From 25569193c5cac0b2226c51cb5682757f564900f0 Mon Sep 17 00:00:00 2001
From: wassname <github@wassname>
Date: Sun, 31 May 2026 12:19:38 +0000
Subject: [PATCH] fix: route2 refresh was a silent no-op (vhack_refresh_every
 gated on v_hack, which route2 sets None)

route2 uses v_act/v_grad, not v_hack, so --vhack-refresh-every never fired
for it -- the mask was frozen regardless of the flag. Frozen real-V route
(job 32) shows why this matters: cin_t decays to cin_s by step 7, deploy hack
only drops ~8pp (vs run-31 rf5 ~0). Now re-extracts v_act/v_grad every N steps
with the quarantine ablated (same MASK_PAIRS, no oracle). + journal entry (j).

Actions to take:
**a.** Answer these from the patch message, one line each:
(i) Which variables does route2 use in place of v_hack?
(ii) By what step does cin_t decay to cin_s in the frozen real-V route?
(iii) What is ablated when v_act/v_grad are re-extracted?
**b.** Say whether each statement agrees with the patch message. Answer yes or no, and quote the words that settle it.
(i) Before this fix, --vhack-refresh-every took effect for route2.
(ii) The new re-extraction relies on an oracle.
(iii) The patch also adds a journal entry.
**c.** Carry on writing the patch message, starting after its last sentence.

Material:

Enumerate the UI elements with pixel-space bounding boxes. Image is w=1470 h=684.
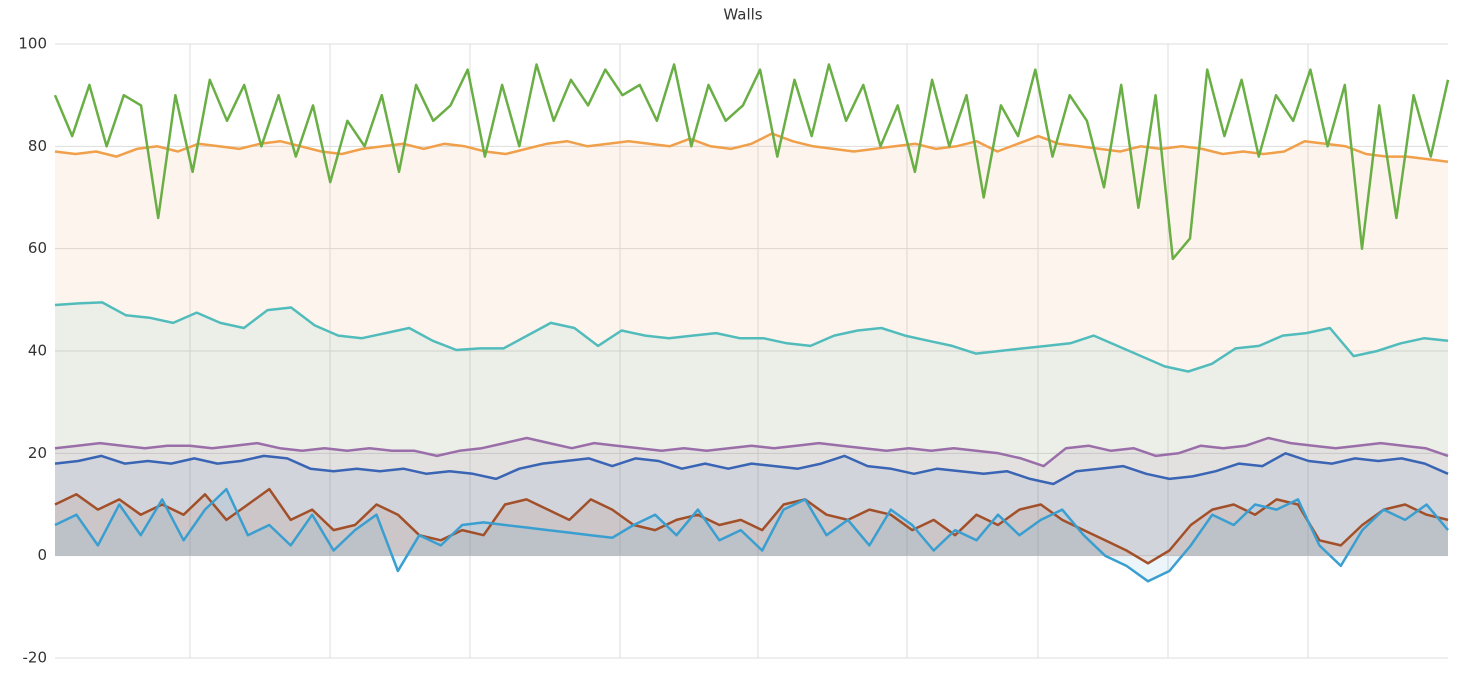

Responses per task:
**a.**
(i) v_act and v_grad
(ii) Step 7
(iii) The quarantine

**b.**
(i) No: "--vhack-refresh-every never fired for it"
(ii) No: "(same MASK_PAIRS, no oracle)"
(iii) Yes: "+ journal entry (j)"

**c.**
Co-Authored-By: Claudypoo <288921227+claudypoo@users.noreply.github.com>
---
 RESEARCH_JOURNAL.md         | 72 +++++++++++++++++++++++++++++++++++++
 src/projected_grpo/train.py | 39 +++++++++++++++++++-
 2 files changed, 110 insertions(+), 1 deletion(-)

diff --git a/RESEARCH_JOURNAL.md b/RESEARCH_JOURNAL.md
index 058700b..48ae4a0 100644
--- a/RESEARCH_JOURNAL.md
+++ b/RESEARCH_JOURNAL.md
@@ -2,6 +2,78 @@
 
 Append-only. New entries at the top, date-stamped. Never edit old entries.
 
+## 2026-05-31 (j) — frozen-real-V route (rf0) only drops deploy hack ~8pp, NOT to run-31's ~0; staleness is the cause
+
+**Context:** commit `2b020c9` on `probe/distill-cosine`; pueue id 32; route real-V,
+refresh OFF, seed 41, 60 steps. The rf0 anchor for the random-V comparison (#157).
+Log: `logs/20260531T095110_fast_routing_seed41_sub4_route_rf0_REAL_s41.log`.
+
+**Hypothesis:** frozen route reproduces run-31's deploy hack-drop; random-V (job 33)
+then tells us if the drop is directional or just adapter-ablation.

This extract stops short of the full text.